Instructions to follow:
Pull each line holding "name" out of the entries below.

** Begin Exercise data **

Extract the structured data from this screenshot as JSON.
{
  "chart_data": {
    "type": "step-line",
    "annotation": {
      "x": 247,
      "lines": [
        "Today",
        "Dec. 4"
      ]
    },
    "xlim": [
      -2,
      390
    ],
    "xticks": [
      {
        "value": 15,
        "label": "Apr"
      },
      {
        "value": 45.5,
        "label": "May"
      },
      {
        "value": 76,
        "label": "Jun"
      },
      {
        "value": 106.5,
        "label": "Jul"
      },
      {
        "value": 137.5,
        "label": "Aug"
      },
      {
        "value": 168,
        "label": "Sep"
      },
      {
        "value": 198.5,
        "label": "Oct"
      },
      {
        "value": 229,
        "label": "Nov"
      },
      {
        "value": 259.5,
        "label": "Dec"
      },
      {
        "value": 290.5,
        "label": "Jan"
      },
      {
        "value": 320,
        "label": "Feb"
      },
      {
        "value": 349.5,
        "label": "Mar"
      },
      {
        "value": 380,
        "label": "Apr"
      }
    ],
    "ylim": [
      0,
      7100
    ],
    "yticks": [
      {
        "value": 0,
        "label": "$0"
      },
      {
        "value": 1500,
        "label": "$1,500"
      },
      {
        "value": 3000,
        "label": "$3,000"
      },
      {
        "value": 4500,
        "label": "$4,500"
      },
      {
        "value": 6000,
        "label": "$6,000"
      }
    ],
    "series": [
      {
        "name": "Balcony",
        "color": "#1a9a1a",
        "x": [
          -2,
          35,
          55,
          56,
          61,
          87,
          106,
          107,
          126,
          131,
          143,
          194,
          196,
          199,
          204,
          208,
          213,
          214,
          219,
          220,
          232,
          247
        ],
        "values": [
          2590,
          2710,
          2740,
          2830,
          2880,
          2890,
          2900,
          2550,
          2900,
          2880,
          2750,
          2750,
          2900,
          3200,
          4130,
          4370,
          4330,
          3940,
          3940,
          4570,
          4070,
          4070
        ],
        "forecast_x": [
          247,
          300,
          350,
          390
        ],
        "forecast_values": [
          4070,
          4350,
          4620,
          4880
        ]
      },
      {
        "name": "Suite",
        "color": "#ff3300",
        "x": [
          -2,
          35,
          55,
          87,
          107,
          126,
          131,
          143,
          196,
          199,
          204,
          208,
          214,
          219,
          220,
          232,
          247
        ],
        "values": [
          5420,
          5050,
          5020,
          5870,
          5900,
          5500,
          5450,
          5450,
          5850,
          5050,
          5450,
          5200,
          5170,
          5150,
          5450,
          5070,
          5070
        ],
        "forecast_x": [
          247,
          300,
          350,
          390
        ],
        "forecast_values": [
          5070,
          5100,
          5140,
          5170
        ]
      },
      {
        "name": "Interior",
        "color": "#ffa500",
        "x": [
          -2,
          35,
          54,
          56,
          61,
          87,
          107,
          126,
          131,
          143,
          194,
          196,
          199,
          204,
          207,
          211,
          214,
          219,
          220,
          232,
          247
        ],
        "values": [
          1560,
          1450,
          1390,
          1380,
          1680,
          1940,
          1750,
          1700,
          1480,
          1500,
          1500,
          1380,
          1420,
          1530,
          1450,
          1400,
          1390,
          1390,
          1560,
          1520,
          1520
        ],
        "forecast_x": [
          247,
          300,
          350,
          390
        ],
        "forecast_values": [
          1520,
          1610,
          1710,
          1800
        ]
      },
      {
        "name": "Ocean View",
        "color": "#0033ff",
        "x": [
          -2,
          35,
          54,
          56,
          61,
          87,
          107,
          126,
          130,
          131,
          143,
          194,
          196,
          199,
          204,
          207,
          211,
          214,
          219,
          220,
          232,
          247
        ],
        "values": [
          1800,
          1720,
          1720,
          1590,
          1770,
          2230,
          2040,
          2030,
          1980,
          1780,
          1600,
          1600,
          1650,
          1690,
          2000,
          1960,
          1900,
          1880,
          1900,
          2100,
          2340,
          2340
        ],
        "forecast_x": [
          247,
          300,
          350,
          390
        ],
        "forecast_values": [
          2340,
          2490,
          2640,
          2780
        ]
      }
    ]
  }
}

** End Exercise data **

Exercise solution:
        "name": "Balcony",
        "name": "Suite",
        "name": "Interior",
        "name": "Ocean View",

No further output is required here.